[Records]
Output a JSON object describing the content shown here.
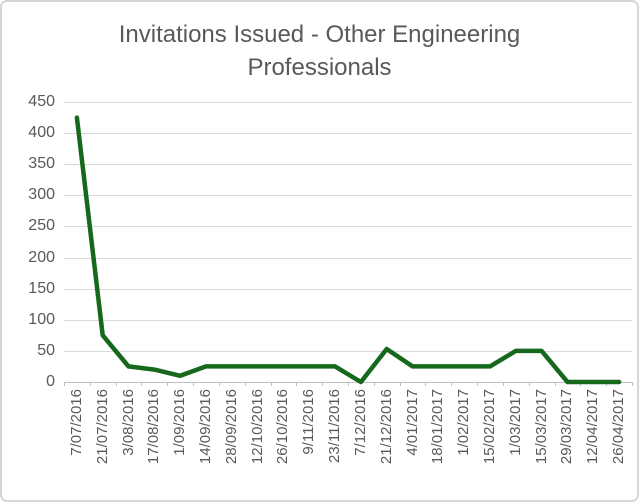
{
  "chart_data": {
    "type": "line",
    "title": "Invitations Issued - Other Engineering Professionals",
    "categories": [
      "7/07/2016",
      "21/07/2016",
      "3/08/2016",
      "17/08/2016",
      "1/09/2016",
      "14/09/2016",
      "28/09/2016",
      "12/10/2016",
      "26/10/2016",
      "9/11/2016",
      "23/11/2016",
      "7/12/2016",
      "21/12/2016",
      "4/01/2017",
      "18/01/2017",
      "1/02/2017",
      "15/02/2017",
      "1/03/2017",
      "15/03/2017",
      "29/03/2017",
      "12/04/2017",
      "26/04/2017"
    ],
    "values": [
      425,
      75,
      25,
      20,
      10,
      25,
      25,
      25,
      25,
      25,
      25,
      0,
      53,
      25,
      25,
      25,
      25,
      50,
      50,
      0,
      0,
      0
    ],
    "y_ticks": [
      0,
      50,
      100,
      150,
      200,
      250,
      300,
      350,
      400,
      450
    ],
    "ylim": [
      0,
      450
    ],
    "xlabel": "",
    "ylabel": "",
    "grid": "horizontal",
    "legend": "none",
    "x_label_rotation": -90,
    "colors": {
      "line": "#16691c",
      "gridline": "#d9d9d9",
      "axis_line": "#bfbfbf",
      "labels": "#595959",
      "title": "#595959",
      "background": "#ffffff",
      "frame_border": "#d6d6d6"
    }
  }
}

EXERCISE DETAILS: Will you restate every entry word for word and omit the images?

WRITTEN ANSWER:
Output a JSON object describing the content shown here.
{
  "chart_data": {
    "type": "line",
    "title": "Invitations Issued - Other Engineering Professionals",
    "categories": [
      "7/07/2016",
      "21/07/2016",
      "3/08/2016",
      "17/08/2016",
      "1/09/2016",
      "14/09/2016",
      "28/09/2016",
      "12/10/2016",
      "26/10/2016",
      "9/11/2016",
      "23/11/2016",
      "7/12/2016",
      "21/12/2016",
      "4/01/2017",
      "18/01/2017",
      "1/02/2017",
      "15/02/2017",
      "1/03/2017",
      "15/03/2017",
      "29/03/2017",
      "12/04/2017",
      "26/04/2017"
    ],
    "values": [
      425,
      75,
      25,
      20,
      10,
      25,
      25,
      25,
      25,
      25,
      25,
      0,
      53,
      25,
      25,
      25,
      25,
      50,
      50,
      0,
      0,
      0
    ],
    "y_ticks": [
      0,
      50,
      100,
      150,
      200,
      250,
      300,
      350,
      400,
      450
    ],
    "ylim": [
      0,
      450
    ],
    "xlabel": "",
    "ylabel": "",
    "grid": "horizontal",
    "legend": "none",
    "x_label_rotation": -90,
    "colors": {
      "line": "#16691c",
      "gridline": "#d9d9d9",
      "axis_line": "#bfbfbf",
      "labels": "#595959",
      "title": "#595959",
      "background": "#ffffff",
      "frame_border": "#d6d6d6"
    }
  }
}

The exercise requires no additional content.